Go through the entries below and retype them exactly, omitting each picture.

[Dataset excerpts]
..........
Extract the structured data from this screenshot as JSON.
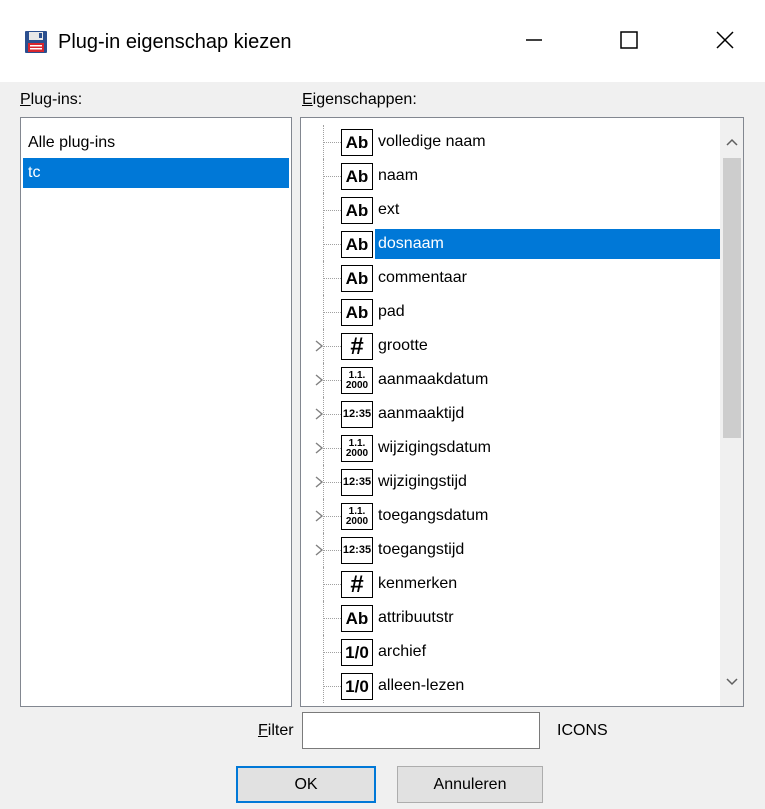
{
  "window": {
    "title": "Plug-in eigenschap kiezen",
    "icon": "floppy-disk-icon",
    "controls": [
      "minimize-icon",
      "maximize-icon",
      "close-icon"
    ]
  },
  "plugins": {
    "label_accel": "P",
    "label_rest": "lug-ins:",
    "items": [
      "Alle plug-ins",
      "tc"
    ],
    "selected": "tc"
  },
  "properties": {
    "label_accel": "E",
    "label_rest": "igenschappen:",
    "selected": "dosnaam",
    "items": [
      {
        "label": "volledige naam",
        "icon_text": "Ab",
        "kind": "ab",
        "expandable": false
      },
      {
        "label": "naam",
        "icon_text": "Ab",
        "kind": "ab",
        "expandable": false
      },
      {
        "label": "ext",
        "icon_text": "Ab",
        "kind": "ab",
        "expandable": false
      },
      {
        "label": "dosnaam",
        "icon_text": "Ab",
        "kind": "ab",
        "expandable": false
      },
      {
        "label": "commentaar",
        "icon_text": "Ab",
        "kind": "ab",
        "expandable": false
      },
      {
        "label": "pad",
        "icon_text": "Ab",
        "kind": "ab",
        "expandable": false
      },
      {
        "label": "grootte",
        "icon_text": "#",
        "kind": "num",
        "expandable": true
      },
      {
        "label": "aanmaakdatum",
        "icon_text": "1.1.\n2000",
        "kind": "date",
        "expandable": true
      },
      {
        "label": "aanmaaktijd",
        "icon_text": "12:35",
        "kind": "time",
        "expandable": true
      },
      {
        "label": "wijzigingsdatum",
        "icon_text": "1.1.\n2000",
        "kind": "date",
        "expandable": true
      },
      {
        "label": "wijzigingstijd",
        "icon_text": "12:35",
        "kind": "time",
        "expandable": true
      },
      {
        "label": "toegangsdatum",
        "icon_text": "1.1.\n2000",
        "kind": "date",
        "expandable": true
      },
      {
        "label": "toegangstijd",
        "icon_text": "12:35",
        "kind": "time",
        "expandable": true
      },
      {
        "label": "kenmerken",
        "icon_text": "#",
        "kind": "num",
        "expandable": false
      },
      {
        "label": "attribuutstr",
        "icon_text": "Ab",
        "kind": "ab",
        "expandable": false
      },
      {
        "label": "archief",
        "icon_text": "1/0",
        "kind": "bool",
        "expandable": false
      },
      {
        "label": "alleen-lezen",
        "icon_text": "1/0",
        "kind": "bool",
        "expandable": false
      }
    ]
  },
  "filter": {
    "label_accel": "F",
    "label_rest": "ilter",
    "value": "",
    "placeholder": "",
    "hint": "ICONS"
  },
  "buttons": {
    "ok": "OK",
    "cancel": "Annuleren"
  },
  "colors": {
    "selection": "#0078d7",
    "accent": "#0078d7"
  }
}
..........
> Solution:
Extract the structured data from this screenshot as JSON.
{
  "window": {
    "title": "Plug-in eigenschap kiezen",
    "icon": "floppy-disk-icon",
    "controls": [
      "minimize-icon",
      "maximize-icon",
      "close-icon"
    ]
  },
  "plugins": {
    "label_accel": "P",
    "label_rest": "lug-ins:",
    "items": [
      "Alle plug-ins",
      "tc"
    ],
    "selected": "tc"
  },
  "properties": {
    "label_accel": "E",
    "label_rest": "igenschappen:",
    "selected": "dosnaam",
    "items": [
      {
        "label": "volledige naam",
        "icon_text": "Ab",
        "kind": "ab",
        "expandable": false
      },
      {
        "label": "naam",
        "icon_text": "Ab",
        "kind": "ab",
        "expandable": false
      },
      {
        "label": "ext",
        "icon_text": "Ab",
        "kind": "ab",
        "expandable": false
      },
      {
        "label": "dosnaam",
        "icon_text": "Ab",
        "kind": "ab",
        "expandable": false
      },
      {
        "label": "commentaar",
        "icon_text": "Ab",
        "kind": "ab",
        "expandable": false
      },
      {
        "label": "pad",
        "icon_text": "Ab",
        "kind": "ab",
        "expandable": false
      },
      {
        "label": "grootte",
        "icon_text": "#",
        "kind": "num",
        "expandable": true
      },
      {
        "label": "aanmaakdatum",
        "icon_text": "1.1.\n2000",
        "kind": "date",
        "expandable": true
      },
      {
        "label": "aanmaaktijd",
        "icon_text": "12:35",
        "kind": "time",
        "expandable": true
      },
      {
        "label": "wijzigingsdatum",
        "icon_text": "1.1.\n2000",
        "kind": "date",
        "expandable": true
      },
      {
        "label": "wijzigingstijd",
        "icon_text": "12:35",
        "kind": "time",
        "expandable": true
      },
      {
        "label": "toegangsdatum",
        "icon_text": "1.1.\n2000",
        "kind": "date",
        "expandable": true
      },
      {
        "label": "toegangstijd",
        "icon_text": "12:35",
        "kind": "time",
        "expandable": true
      },
      {
        "label": "kenmerken",
        "icon_text": "#",
        "kind": "num",
        "expandable": false
      },
      {
        "label": "attribuutstr",
        "icon_text": "Ab",
        "kind": "ab",
        "expandable": false
      },
      {
        "label": "archief",
        "icon_text": "1/0",
        "kind": "bool",
        "expandable": false
      },
      {
        "label": "alleen-lezen",
        "icon_text": "1/0",
        "kind": "bool",
        "expandable": false
      }
    ]
  },
  "filter": {
    "label_accel": "F",
    "label_rest": "ilter",
    "value": "",
    "placeholder": "",
    "hint": "ICONS"
  },
  "buttons": {
    "ok": "OK",
    "cancel": "Annuleren"
  },
  "colors": {
    "selection": "#0078d7",
    "accent": "#0078d7"
  }
}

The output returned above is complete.